# [REQUIREMENTS]
Reproduce all of the data word for word.
□ □ □ □ □
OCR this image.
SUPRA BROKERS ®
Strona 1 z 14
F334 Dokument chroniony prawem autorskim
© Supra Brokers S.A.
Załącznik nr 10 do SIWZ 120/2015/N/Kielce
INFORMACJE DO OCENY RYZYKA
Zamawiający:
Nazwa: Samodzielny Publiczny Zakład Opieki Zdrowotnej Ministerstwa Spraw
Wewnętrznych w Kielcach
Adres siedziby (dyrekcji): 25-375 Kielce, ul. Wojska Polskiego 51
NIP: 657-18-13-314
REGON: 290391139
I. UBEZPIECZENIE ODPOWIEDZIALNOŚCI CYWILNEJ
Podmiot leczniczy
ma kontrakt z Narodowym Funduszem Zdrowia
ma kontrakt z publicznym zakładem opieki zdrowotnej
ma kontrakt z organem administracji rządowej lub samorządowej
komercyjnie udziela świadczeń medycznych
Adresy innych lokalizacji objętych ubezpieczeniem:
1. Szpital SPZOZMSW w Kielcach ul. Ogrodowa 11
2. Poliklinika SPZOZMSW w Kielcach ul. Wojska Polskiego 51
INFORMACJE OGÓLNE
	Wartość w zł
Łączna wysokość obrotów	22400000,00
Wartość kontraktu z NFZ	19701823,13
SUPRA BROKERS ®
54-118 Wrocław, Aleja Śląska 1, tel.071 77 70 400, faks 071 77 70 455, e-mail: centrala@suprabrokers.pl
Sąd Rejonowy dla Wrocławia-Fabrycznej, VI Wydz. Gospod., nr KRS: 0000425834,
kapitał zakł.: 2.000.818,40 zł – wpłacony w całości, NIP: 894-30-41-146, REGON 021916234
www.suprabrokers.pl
□ □ □ □ □
# [FINISHED TASK]
OCR this image.
SUPRA BROKERS ®
Strona 1 z 14
F334 Dokument chroniony prawem autorskim
© Supra Brokers S.A.
Załącznik nr 10 do SIWZ 120/2015/N/Kielce
INFORMACJE DO OCENY RYZYKA
Zamawiający:
Nazwa: Samodzielny Publiczny Zakład Opieki Zdrowotnej Ministerstwa Spraw
Wewnętrznych w Kielcach
Adres siedziby (dyrekcji): 25-375 Kielce, ul. Wojska Polskiego 51
NIP: 657-18-13-314
REGON: 290391139
I. UBEZPIECZENIE ODPOWIEDZIALNOŚCI CYWILNEJ
Podmiot leczniczy
ma kontrakt z Narodowym Funduszem Zdrowia
ma kontrakt z publicznym zakładem opieki zdrowotnej
ma kontrakt z organem administracji rządowej lub samorządowej
komercyjnie udziela świadczeń medycznych
Adresy innych lokalizacji objętych ubezpieczeniem:
1. Szpital SPZOZMSW w Kielcach ul. Ogrodowa 11
2. Poliklinika SPZOZMSW w Kielcach ul. Wojska Polskiego 51
INFORMACJE OGÓLNE
	Wartość w zł
Łączna wysokość obrotów	22400000,00
Wartość kontraktu z NFZ	19701823,13
SUPRA BROKERS ®
54-118 Wrocław, Aleja Śląska 1, tel.071 77 70 400, faks 071 77 70 455, e-mail: centrala@suprabrokers.pl
Sąd Rejonowy dla Wrocławia-Fabrycznej, VI Wydz. Gospod., nr KRS: 0000425834,
kapitał zakł.: 2.000.818,40 zł – wpłacony w całości, NIP: 894-30-41-146, REGON 021916234
www.suprabrokers.pl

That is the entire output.